# SHORT EXERCISE
Determine which lines contain the word "performance", then copy those lines.
========
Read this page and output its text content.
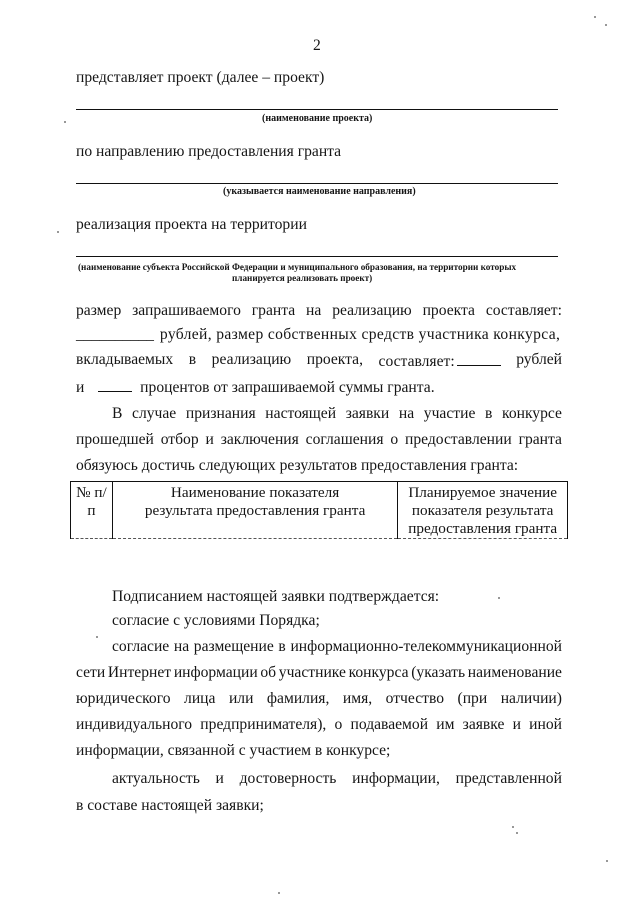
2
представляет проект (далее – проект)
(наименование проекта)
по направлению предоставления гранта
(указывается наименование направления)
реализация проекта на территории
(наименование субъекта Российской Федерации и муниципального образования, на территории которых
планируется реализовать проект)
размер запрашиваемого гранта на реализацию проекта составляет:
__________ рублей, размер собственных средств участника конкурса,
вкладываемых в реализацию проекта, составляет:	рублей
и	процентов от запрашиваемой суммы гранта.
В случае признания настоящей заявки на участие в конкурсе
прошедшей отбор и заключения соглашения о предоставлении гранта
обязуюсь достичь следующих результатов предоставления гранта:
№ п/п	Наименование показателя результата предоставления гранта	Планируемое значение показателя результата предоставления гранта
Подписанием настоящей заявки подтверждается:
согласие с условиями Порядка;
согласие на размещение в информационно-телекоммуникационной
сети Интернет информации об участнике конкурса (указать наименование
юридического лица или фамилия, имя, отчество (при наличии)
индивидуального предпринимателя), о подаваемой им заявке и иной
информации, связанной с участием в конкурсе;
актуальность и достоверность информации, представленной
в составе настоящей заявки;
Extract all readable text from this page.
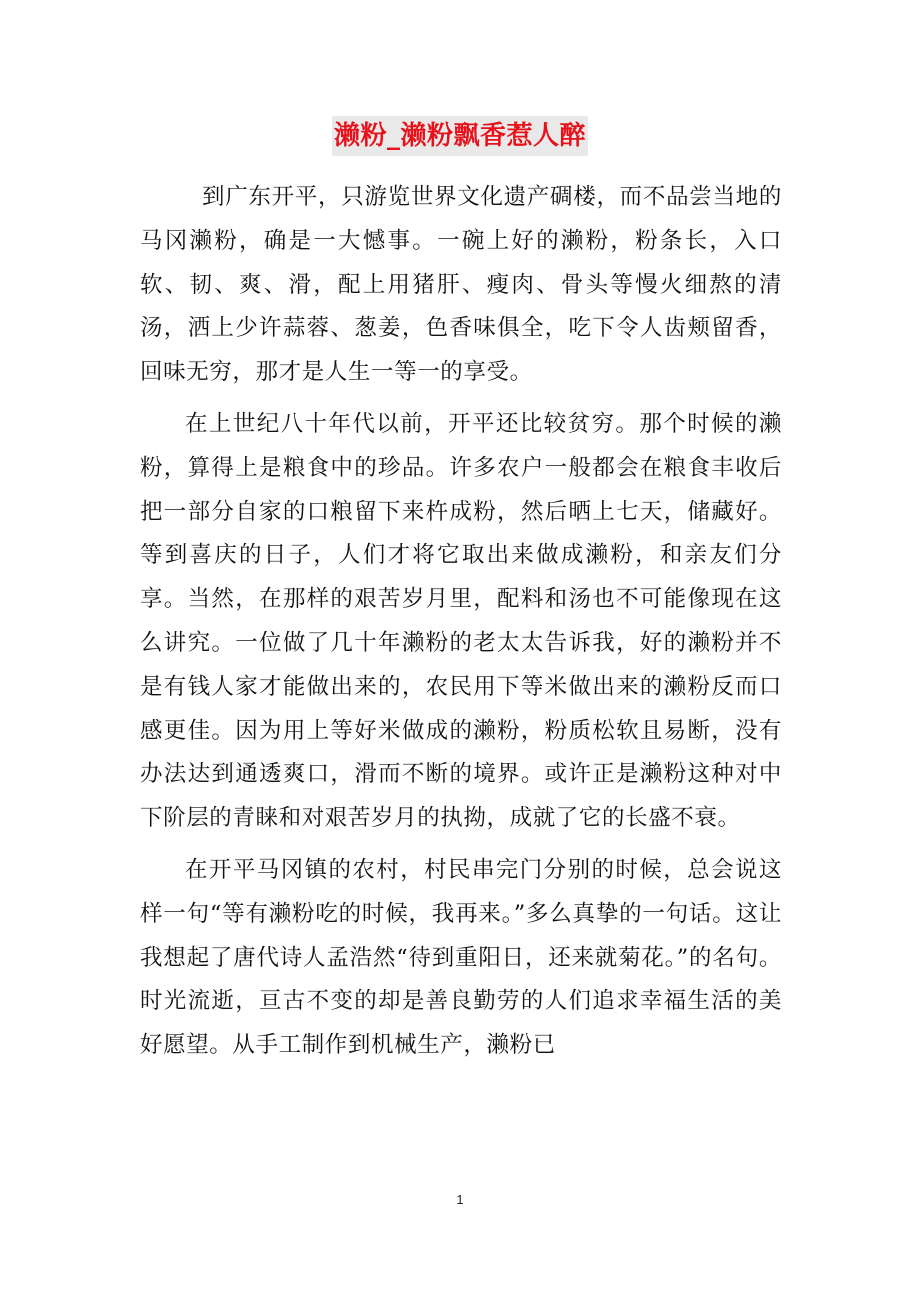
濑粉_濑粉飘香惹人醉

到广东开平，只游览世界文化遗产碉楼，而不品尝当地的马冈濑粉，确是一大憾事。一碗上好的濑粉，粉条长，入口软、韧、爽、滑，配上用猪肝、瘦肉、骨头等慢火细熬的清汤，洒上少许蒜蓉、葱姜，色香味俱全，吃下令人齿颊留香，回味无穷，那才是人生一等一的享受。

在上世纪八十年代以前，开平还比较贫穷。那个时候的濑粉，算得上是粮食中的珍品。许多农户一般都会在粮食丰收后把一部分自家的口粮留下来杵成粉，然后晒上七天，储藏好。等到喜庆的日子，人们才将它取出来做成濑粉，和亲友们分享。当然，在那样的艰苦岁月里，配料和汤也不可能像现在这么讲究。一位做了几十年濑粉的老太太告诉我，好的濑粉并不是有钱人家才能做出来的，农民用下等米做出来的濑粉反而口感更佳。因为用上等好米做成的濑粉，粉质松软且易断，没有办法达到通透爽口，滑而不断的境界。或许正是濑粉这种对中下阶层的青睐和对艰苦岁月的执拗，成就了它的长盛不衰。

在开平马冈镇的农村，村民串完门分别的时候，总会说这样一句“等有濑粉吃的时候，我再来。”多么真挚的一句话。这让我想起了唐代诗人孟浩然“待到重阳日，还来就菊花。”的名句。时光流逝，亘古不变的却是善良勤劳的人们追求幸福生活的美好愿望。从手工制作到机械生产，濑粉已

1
========
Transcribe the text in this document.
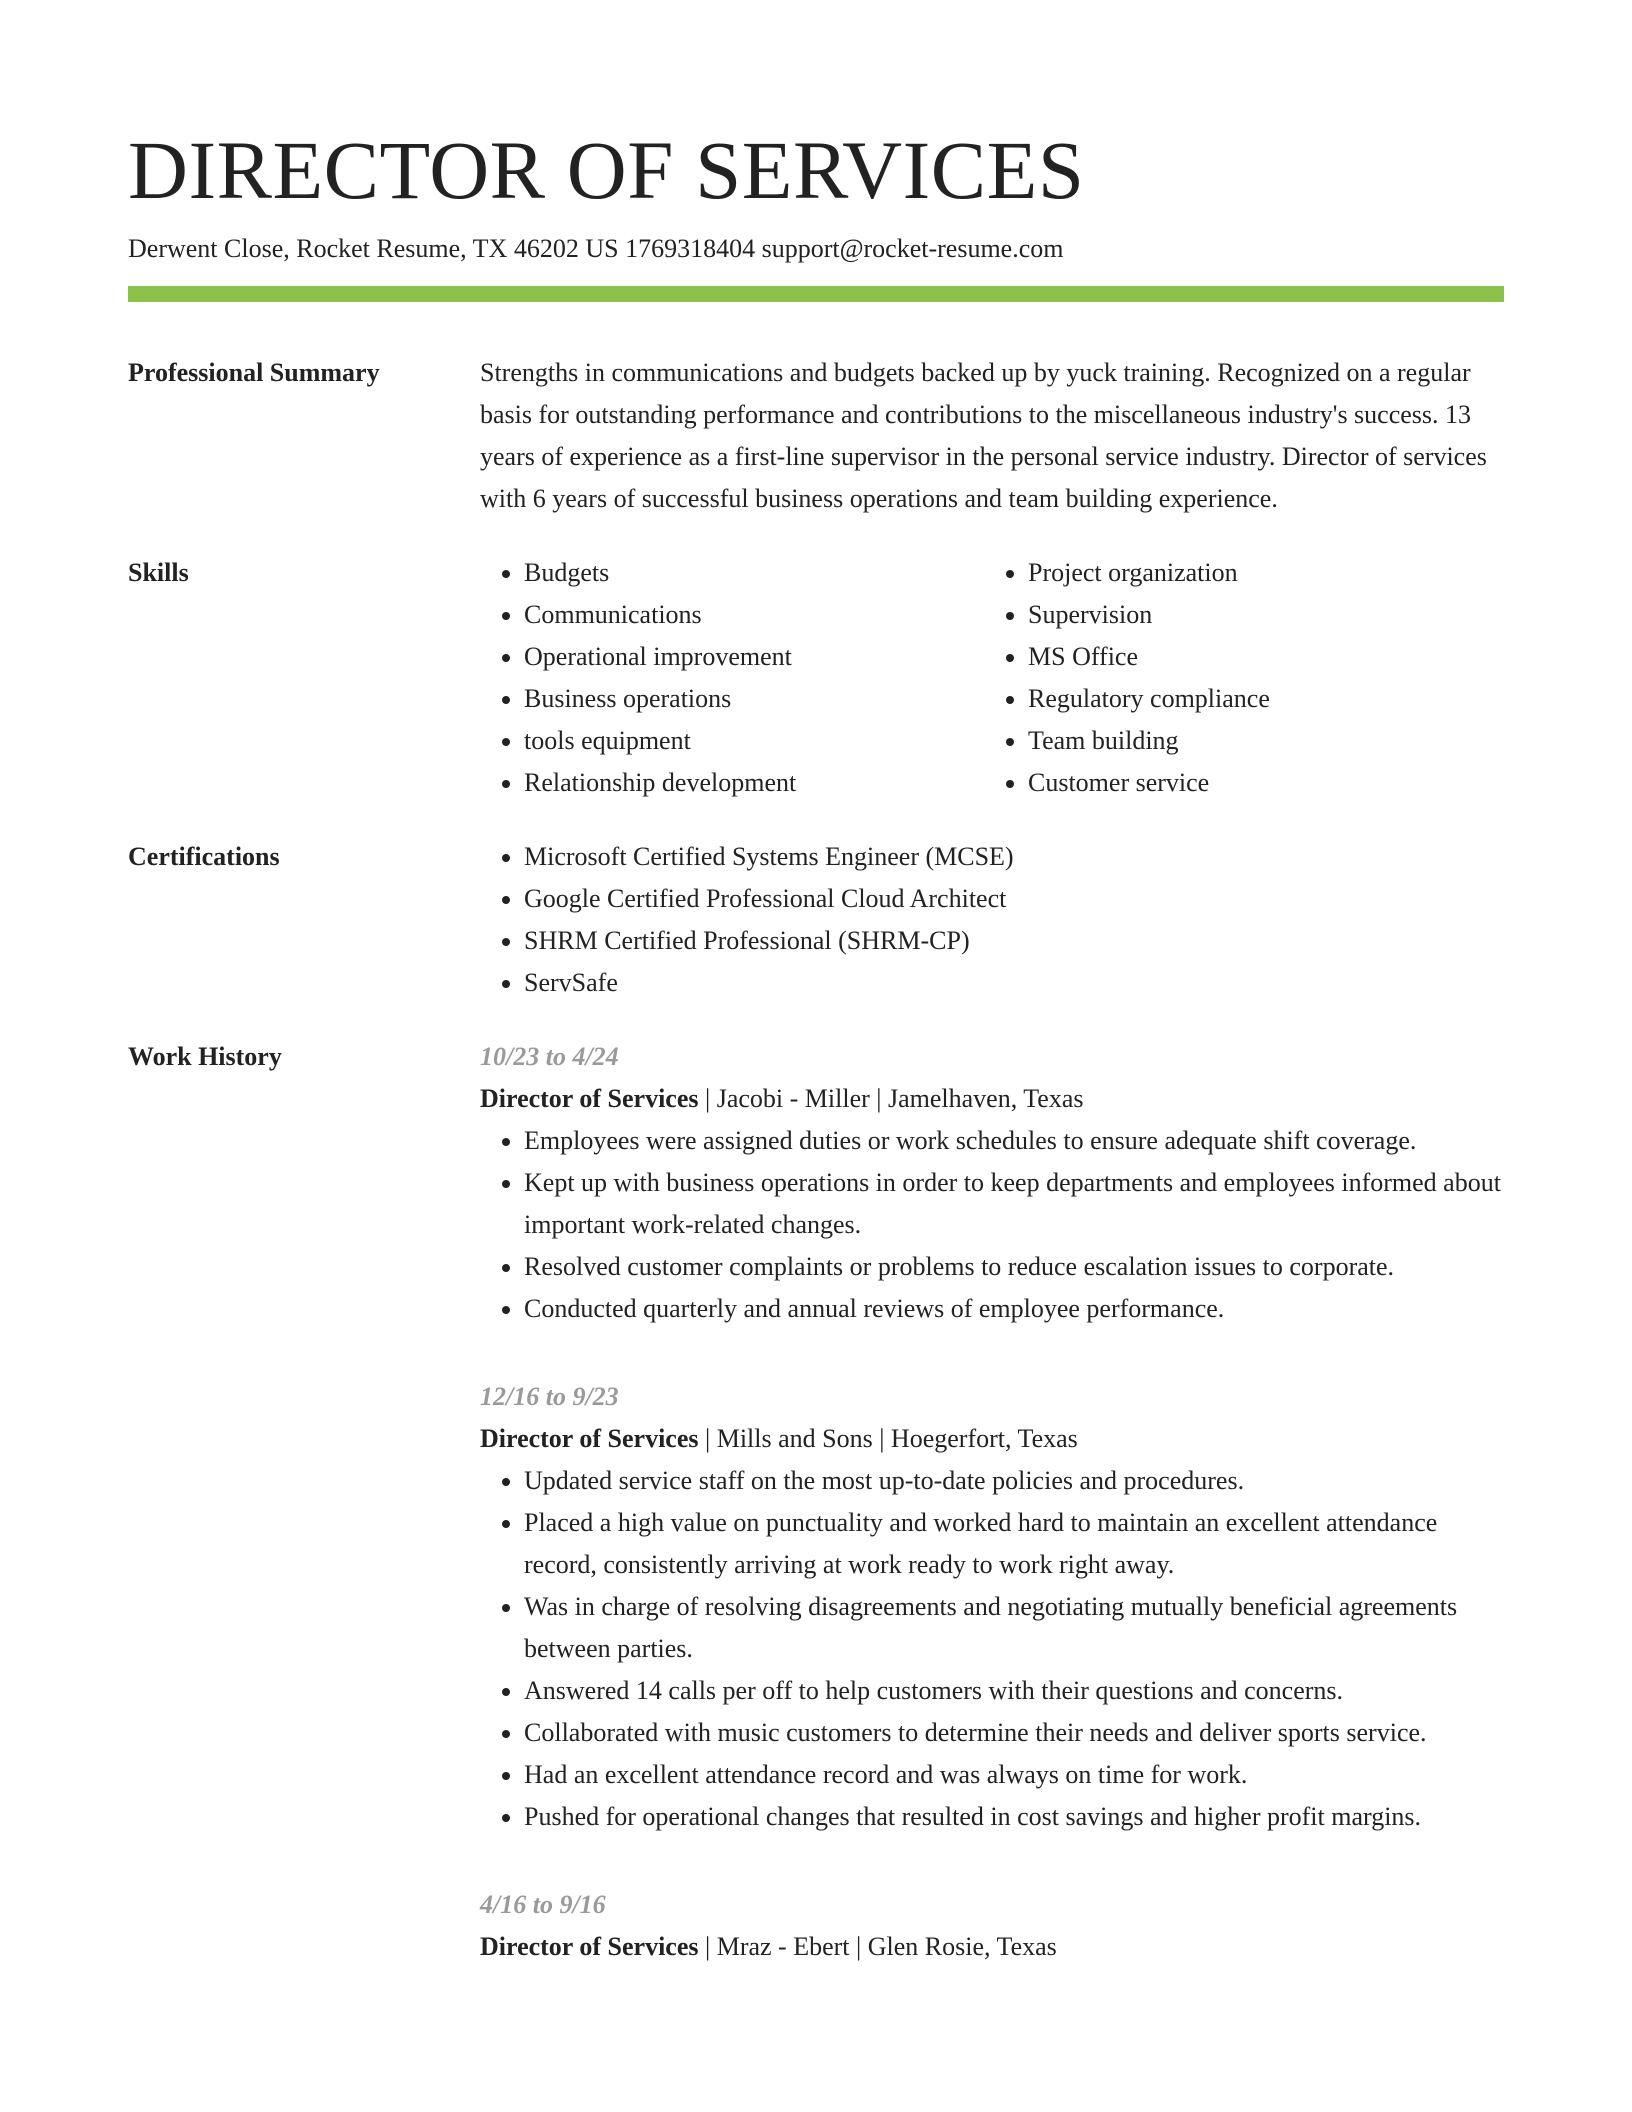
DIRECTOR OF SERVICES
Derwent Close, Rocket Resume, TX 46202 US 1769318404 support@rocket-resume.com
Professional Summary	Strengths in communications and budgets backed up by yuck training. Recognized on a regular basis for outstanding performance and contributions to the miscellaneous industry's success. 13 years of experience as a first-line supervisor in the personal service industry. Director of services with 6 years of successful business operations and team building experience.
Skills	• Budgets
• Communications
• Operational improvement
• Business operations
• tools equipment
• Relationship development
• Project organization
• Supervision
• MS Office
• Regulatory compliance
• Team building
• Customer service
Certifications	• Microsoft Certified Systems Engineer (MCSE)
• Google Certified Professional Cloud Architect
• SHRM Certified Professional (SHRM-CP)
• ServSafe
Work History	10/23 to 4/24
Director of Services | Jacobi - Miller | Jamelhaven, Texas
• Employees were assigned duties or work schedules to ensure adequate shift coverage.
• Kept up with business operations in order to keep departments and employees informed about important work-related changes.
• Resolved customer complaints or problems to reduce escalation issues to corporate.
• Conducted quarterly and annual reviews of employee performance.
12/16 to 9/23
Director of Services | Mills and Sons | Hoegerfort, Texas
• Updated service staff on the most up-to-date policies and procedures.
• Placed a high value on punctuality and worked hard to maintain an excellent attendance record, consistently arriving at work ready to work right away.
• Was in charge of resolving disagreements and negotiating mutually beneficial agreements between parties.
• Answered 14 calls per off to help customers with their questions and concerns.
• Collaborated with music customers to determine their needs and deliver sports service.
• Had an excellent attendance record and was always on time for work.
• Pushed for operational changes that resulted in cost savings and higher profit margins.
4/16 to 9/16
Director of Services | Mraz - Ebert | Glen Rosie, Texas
========
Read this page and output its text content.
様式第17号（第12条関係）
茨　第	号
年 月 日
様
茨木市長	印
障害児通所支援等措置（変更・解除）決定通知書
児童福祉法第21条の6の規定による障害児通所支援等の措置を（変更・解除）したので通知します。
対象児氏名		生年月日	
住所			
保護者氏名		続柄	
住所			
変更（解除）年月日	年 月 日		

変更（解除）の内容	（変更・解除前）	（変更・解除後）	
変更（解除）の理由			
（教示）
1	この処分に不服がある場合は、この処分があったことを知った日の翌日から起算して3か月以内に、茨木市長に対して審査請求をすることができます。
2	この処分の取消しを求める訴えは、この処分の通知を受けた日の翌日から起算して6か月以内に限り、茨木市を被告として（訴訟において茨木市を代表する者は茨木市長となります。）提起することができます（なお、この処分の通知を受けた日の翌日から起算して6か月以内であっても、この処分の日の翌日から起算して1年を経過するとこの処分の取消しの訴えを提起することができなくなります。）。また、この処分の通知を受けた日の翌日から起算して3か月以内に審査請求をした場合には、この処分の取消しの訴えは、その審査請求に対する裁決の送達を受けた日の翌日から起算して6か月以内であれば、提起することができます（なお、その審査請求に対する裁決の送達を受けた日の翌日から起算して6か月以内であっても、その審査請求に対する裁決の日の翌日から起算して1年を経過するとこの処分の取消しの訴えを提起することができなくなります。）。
========
# COMPLETE OUTPUT
Professional Summary	Strengths in communications and budgets backed up by yuck training. Recognized on a regular basis for outstanding performance and contributions to the miscellaneous industry's success. 13 years of experience as a first-line supervisor in the personal service industry. Director of services with 6 years of successful business operations and team building experience.
• Conducted quarterly and annual reviews of employee performance.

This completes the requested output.